• Records for the exercise:
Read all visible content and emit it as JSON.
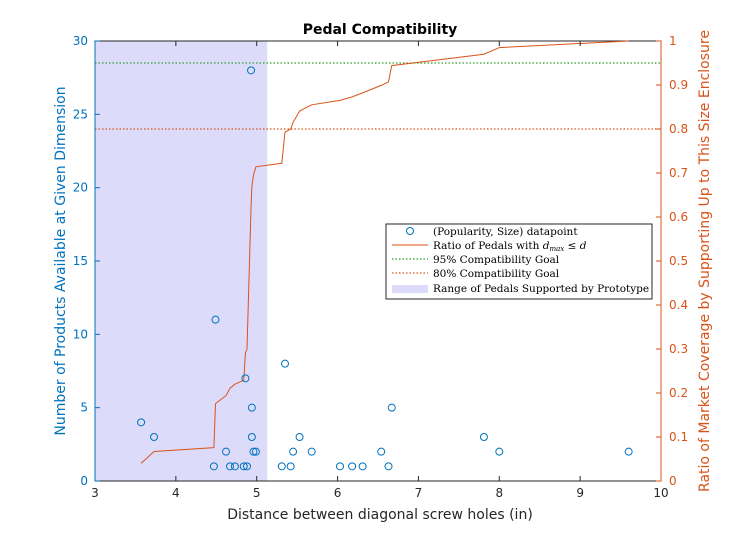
{
  "chart_data": {
    "type": "scatter",
    "title": "Pedal Compatibility",
    "xlabel": "Distance between diagonal screw holes (in)",
    "ylabel_left": "Number of Products Available at Given Dimension",
    "ylabel_right": "Ratio of Market Coverage by Supporting Up to This Size Enclosure",
    "xlim": [
      3,
      10
    ],
    "ylim_left": [
      0,
      30
    ],
    "ylim_right": [
      0,
      1
    ],
    "x_ticks": [
      "3",
      "4",
      "5",
      "6",
      "7",
      "8",
      "9",
      "10"
    ],
    "y_left_ticks": [
      "0",
      "5",
      "10",
      "15",
      "20",
      "25",
      "30"
    ],
    "y_right_ticks": [
      "0",
      "0.1",
      "0.2",
      "0.3",
      "0.4",
      "0.5",
      "0.6",
      "0.7",
      "0.8",
      "0.9",
      "1"
    ],
    "colors": {
      "left_axis": "#0072bd",
      "right_axis": "#d95319",
      "scatter": "#0072bd",
      "ratio_line": "#d95319",
      "goal95": "#2ca02c",
      "goal80": "#d95319",
      "range_fill": "#dcdcfa"
    },
    "range_supported": [
      3,
      5.13
    ],
    "goal_95": 0.95,
    "goal_80": 0.8,
    "scatter_points": [
      {
        "x": 3.57,
        "y": 4
      },
      {
        "x": 3.73,
        "y": 3
      },
      {
        "x": 4.47,
        "y": 1
      },
      {
        "x": 4.49,
        "y": 11
      },
      {
        "x": 4.62,
        "y": 2
      },
      {
        "x": 4.67,
        "y": 1
      },
      {
        "x": 4.73,
        "y": 1
      },
      {
        "x": 4.84,
        "y": 1
      },
      {
        "x": 4.86,
        "y": 7
      },
      {
        "x": 4.88,
        "y": 1
      },
      {
        "x": 4.93,
        "y": 28
      },
      {
        "x": 4.94,
        "y": 5
      },
      {
        "x": 4.94,
        "y": 3
      },
      {
        "x": 4.96,
        "y": 2
      },
      {
        "x": 4.99,
        "y": 2
      },
      {
        "x": 5.31,
        "y": 1
      },
      {
        "x": 5.35,
        "y": 8
      },
      {
        "x": 5.42,
        "y": 1
      },
      {
        "x": 5.45,
        "y": 2
      },
      {
        "x": 5.53,
        "y": 3
      },
      {
        "x": 5.68,
        "y": 2
      },
      {
        "x": 6.03,
        "y": 1
      },
      {
        "x": 6.18,
        "y": 1
      },
      {
        "x": 6.31,
        "y": 1
      },
      {
        "x": 6.54,
        "y": 2
      },
      {
        "x": 6.63,
        "y": 1
      },
      {
        "x": 6.67,
        "y": 5
      },
      {
        "x": 7.81,
        "y": 3
      },
      {
        "x": 8.0,
        "y": 2
      },
      {
        "x": 9.6,
        "y": 2
      }
    ],
    "ratio_line": {
      "x": [
        3.57,
        3.73,
        4.47,
        4.49,
        4.62,
        4.67,
        4.73,
        4.84,
        4.86,
        4.88,
        4.93,
        4.94,
        4.96,
        4.99,
        5.31,
        5.35,
        5.42,
        5.45,
        5.53,
        5.68,
        6.03,
        6.18,
        6.31,
        6.54,
        6.63,
        6.67,
        7.81,
        8.0,
        9.6
      ],
      "y": [
        0.04,
        0.067,
        0.076,
        0.176,
        0.194,
        0.211,
        0.22,
        0.229,
        0.291,
        0.3,
        0.626,
        0.67,
        0.696,
        0.714,
        0.722,
        0.793,
        0.8,
        0.815,
        0.841,
        0.855,
        0.865,
        0.873,
        0.882,
        0.899,
        0.907,
        0.944,
        0.97,
        0.985,
        1.0
      ]
    },
    "legend": {
      "placement": "right-center",
      "entries": [
        "(Popularity, Size) datapoint",
        "Ratio of Pedals with ",
        "95% Compatibility Goal",
        "80% Compatibility Goal",
        "Range of Pedals Supported by Prototype"
      ],
      "math_d_max": "d",
      "math_d_max_sub": "max",
      "math_leq_d": " ≤ d"
    }
  }
}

• Work required: Within the entries above, work out how many lines contain the word "Pedals". The number alone is the answer.

• Exercise response: 2